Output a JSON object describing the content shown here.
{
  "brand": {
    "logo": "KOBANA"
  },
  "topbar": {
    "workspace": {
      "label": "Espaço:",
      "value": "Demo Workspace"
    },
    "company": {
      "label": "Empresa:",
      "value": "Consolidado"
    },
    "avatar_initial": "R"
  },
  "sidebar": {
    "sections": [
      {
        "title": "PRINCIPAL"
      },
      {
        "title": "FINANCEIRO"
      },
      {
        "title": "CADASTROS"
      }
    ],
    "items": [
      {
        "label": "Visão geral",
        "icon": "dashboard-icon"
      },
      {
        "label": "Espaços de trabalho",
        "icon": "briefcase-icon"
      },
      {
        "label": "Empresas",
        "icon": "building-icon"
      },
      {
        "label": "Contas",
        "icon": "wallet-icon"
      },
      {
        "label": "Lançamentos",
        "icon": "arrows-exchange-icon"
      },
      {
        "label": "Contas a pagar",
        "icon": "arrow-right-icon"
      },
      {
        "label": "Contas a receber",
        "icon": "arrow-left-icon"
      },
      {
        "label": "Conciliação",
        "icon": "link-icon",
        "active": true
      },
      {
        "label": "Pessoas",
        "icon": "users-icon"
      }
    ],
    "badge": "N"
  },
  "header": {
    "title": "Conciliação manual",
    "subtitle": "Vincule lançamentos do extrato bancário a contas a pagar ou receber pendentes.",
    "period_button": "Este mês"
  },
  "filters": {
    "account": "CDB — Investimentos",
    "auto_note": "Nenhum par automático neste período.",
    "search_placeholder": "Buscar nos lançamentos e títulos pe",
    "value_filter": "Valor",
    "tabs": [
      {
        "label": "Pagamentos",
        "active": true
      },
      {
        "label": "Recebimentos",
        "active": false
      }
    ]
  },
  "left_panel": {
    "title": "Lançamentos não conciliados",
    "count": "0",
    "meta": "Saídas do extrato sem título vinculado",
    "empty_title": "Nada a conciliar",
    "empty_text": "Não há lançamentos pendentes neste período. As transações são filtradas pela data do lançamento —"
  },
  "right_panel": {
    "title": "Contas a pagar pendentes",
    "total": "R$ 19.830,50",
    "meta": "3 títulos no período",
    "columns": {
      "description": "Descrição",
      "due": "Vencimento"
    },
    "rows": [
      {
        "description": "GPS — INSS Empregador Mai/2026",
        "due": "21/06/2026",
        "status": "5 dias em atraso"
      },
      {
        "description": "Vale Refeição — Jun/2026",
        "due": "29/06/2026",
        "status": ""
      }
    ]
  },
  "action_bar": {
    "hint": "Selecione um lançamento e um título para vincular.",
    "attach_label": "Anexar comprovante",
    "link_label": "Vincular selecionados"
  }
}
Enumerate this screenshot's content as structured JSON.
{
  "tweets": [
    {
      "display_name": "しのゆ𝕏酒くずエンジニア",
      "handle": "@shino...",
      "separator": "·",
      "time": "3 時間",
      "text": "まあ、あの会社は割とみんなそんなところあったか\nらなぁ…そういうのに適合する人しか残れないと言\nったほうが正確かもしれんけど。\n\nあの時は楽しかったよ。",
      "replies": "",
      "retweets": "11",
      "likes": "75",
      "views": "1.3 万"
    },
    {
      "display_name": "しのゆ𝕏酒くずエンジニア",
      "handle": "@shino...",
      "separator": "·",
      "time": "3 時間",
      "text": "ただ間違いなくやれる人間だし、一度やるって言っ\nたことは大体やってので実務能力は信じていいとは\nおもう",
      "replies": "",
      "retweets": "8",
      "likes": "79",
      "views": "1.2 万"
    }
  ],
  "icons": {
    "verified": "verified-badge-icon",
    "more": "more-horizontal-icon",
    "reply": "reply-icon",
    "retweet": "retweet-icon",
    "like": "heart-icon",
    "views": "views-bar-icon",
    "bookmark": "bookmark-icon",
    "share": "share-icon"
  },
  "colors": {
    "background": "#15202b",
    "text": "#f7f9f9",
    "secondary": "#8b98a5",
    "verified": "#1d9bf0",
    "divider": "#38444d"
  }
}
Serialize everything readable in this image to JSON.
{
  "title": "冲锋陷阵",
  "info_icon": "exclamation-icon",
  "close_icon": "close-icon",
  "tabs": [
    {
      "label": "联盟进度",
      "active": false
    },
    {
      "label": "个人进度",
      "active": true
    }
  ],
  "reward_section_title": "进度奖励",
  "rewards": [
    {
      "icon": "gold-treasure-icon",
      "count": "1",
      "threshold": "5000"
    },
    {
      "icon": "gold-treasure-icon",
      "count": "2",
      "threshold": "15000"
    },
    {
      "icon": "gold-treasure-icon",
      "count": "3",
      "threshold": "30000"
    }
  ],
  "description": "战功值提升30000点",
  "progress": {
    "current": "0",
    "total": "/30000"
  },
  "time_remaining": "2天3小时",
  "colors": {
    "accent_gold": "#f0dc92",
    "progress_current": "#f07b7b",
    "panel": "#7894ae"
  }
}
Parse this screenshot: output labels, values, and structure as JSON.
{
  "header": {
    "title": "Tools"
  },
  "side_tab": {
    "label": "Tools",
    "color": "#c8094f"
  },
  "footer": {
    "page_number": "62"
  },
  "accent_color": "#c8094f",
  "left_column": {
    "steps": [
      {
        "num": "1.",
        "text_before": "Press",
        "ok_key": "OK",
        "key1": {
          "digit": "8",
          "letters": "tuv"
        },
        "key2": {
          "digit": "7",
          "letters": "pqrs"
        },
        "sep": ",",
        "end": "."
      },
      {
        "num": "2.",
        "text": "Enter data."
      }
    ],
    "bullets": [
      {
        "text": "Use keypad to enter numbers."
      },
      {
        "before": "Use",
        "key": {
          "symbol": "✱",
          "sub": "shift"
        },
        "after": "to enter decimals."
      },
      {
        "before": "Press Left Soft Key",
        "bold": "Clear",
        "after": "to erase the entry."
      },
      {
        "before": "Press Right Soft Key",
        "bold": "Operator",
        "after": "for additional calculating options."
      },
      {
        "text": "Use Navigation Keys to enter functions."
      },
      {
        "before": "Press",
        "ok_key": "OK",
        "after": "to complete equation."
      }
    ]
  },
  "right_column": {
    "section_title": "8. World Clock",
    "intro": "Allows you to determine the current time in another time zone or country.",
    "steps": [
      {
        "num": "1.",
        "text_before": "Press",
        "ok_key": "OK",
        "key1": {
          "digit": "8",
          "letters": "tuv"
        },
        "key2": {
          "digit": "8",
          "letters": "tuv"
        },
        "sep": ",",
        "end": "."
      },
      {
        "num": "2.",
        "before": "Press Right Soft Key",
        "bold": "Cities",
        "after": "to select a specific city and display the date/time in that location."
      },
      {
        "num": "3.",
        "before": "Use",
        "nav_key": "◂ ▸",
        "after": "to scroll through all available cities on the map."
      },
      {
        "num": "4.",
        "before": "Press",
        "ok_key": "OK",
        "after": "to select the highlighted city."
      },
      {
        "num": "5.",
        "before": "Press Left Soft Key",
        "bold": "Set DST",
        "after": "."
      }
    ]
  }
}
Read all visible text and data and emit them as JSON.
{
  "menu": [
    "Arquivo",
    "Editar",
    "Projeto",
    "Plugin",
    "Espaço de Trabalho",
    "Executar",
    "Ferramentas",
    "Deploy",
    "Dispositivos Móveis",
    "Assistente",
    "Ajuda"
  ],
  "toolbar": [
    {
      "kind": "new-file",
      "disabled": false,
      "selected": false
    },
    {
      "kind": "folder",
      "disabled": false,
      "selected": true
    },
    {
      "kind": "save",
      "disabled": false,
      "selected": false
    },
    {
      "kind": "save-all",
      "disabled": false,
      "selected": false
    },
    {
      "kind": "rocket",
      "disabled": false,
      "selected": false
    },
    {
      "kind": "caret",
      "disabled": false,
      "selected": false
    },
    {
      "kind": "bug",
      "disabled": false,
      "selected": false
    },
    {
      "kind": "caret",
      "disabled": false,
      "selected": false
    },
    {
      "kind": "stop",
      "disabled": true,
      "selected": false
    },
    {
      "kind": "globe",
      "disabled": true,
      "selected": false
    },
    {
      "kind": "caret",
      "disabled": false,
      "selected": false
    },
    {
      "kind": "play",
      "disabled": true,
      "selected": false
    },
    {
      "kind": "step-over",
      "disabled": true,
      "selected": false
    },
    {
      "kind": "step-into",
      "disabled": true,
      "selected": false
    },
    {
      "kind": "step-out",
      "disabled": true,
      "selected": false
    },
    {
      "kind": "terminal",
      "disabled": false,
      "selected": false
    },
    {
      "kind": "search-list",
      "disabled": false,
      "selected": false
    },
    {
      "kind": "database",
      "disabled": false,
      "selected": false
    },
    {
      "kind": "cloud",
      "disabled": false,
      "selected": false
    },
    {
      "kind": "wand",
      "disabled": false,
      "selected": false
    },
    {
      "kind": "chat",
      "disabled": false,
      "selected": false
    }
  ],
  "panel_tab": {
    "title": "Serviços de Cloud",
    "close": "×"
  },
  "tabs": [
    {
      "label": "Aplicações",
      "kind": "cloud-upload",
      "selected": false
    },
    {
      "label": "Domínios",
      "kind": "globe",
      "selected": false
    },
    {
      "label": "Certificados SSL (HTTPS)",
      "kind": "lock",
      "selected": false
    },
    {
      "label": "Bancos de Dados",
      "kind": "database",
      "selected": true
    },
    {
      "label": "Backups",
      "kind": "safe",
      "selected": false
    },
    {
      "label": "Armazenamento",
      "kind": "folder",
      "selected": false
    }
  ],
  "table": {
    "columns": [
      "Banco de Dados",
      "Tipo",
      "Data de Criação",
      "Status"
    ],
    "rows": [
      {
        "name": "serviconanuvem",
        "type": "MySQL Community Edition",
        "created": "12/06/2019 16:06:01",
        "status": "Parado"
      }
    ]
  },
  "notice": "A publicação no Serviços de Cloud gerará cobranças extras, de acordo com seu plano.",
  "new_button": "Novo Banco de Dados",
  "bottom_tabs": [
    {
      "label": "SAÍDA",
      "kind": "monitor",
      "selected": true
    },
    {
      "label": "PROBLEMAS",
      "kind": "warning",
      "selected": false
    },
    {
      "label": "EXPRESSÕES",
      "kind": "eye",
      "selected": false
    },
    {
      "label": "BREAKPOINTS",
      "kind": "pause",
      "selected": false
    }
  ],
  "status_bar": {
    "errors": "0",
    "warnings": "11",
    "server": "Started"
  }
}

**Required work:** Where a line above includes "neste", copy that line.

**Full response:**
    "auto_note": "Nenhum par automático neste período.",
    "empty_text": "Não há lançamentos pendentes neste período. As transações são filtradas pela data do lançamento —"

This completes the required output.